# DIRECTION:
An exact copy of all the data is required, with pictures left out.

*** RECORDS TO USE ***

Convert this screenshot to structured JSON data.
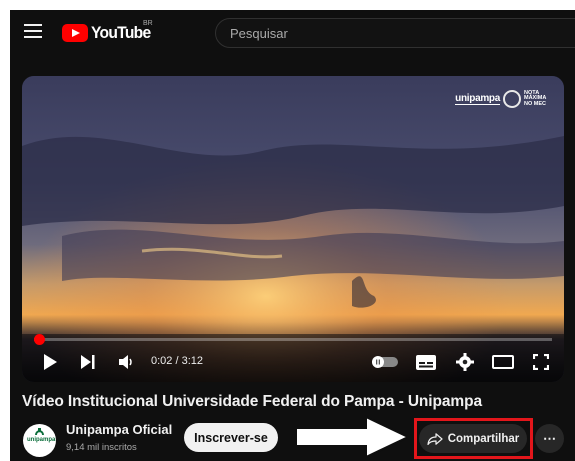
{
  "masthead": {
    "logo_text": "YouTube",
    "country_code": "BR",
    "search_placeholder": "Pesquisar"
  },
  "player": {
    "watermark_logo": "unipampa",
    "watermark_text": "NOTA MÁXIMA NO MEC",
    "current_time": "0:02",
    "duration": "3:12",
    "progress_fraction": 0.0104
  },
  "video": {
    "title": "Vídeo Institucional Universidade Federal do Pampa - Unipampa"
  },
  "channel": {
    "avatar_text": "unipampa",
    "name": "Unipampa Oficial",
    "subscribers": "9,14 mil inscritos",
    "subscribe_label": "Inscrever-se"
  },
  "actions": {
    "share_label": "Compartilhar",
    "more_label": "⋯"
  },
  "colors": {
    "background": "#0f0f0f",
    "brand_red": "#ff0000",
    "highlight_red": "#e3161b"
  }
}
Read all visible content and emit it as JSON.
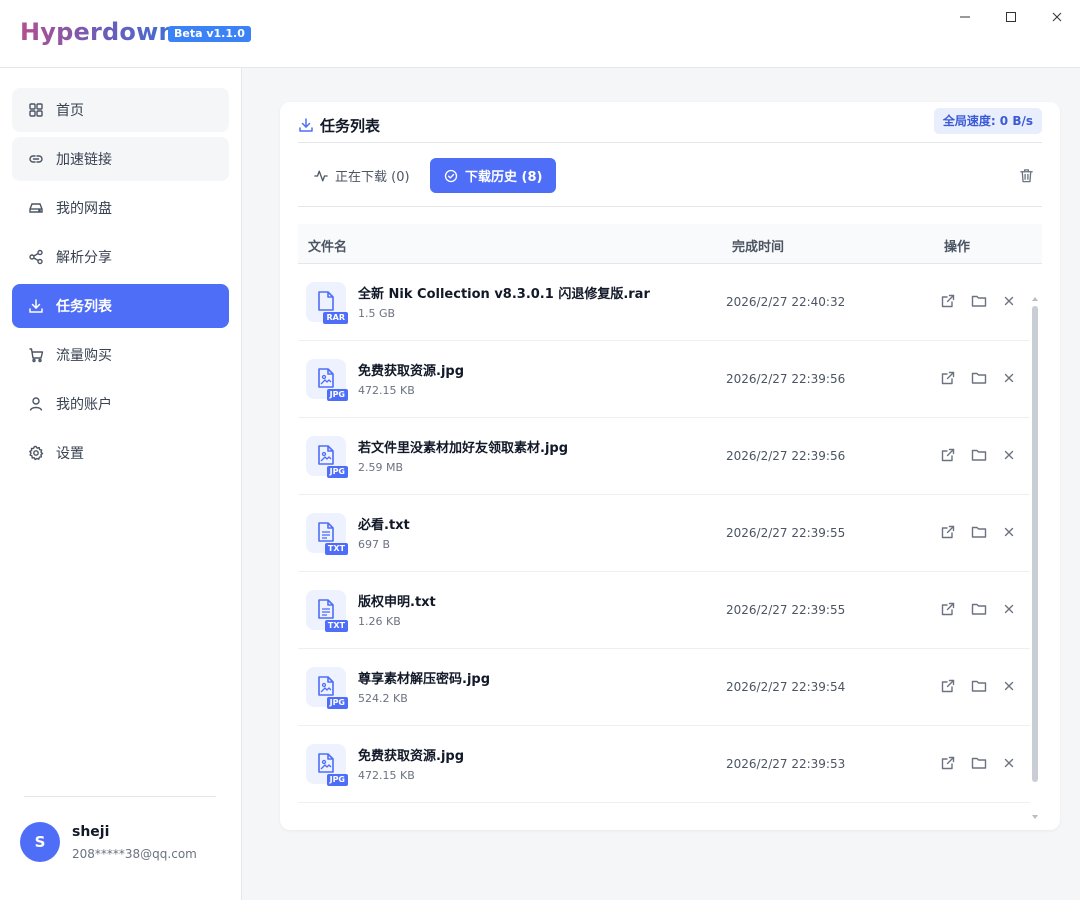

***

# CORRECT ANSWER:
Convert this screenshot to structured JSON data.
{
  "masthead": {
    "logo_text": "YouTube",
    "country_code": "BR",
    "search_placeholder": "Pesquisar"
  },
  "player": {
    "watermark_logo": "unipampa",
    "watermark_text": "NOTA MÁXIMA NO MEC",
    "current_time": "0:02",
    "duration": "3:12",
    "progress_fraction": 0.0104
  },
  "video": {
    "title": "Vídeo Institucional Universidade Federal do Pampa - Unipampa"
  },
  "channel": {
    "avatar_text": "unipampa",
    "name": "Unipampa Oficial",
    "subscribers": "9,14 mil inscritos",
    "subscribe_label": "Inscrever-se"
  },
  "actions": {
    "share_label": "Compartilhar",
    "more_label": "⋯"
  },
  "colors": {
    "background": "#0f0f0f",
    "brand_red": "#ff0000",
    "highlight_red": "#e3161b"
  }
}
Read all visible content and emit it as JSON.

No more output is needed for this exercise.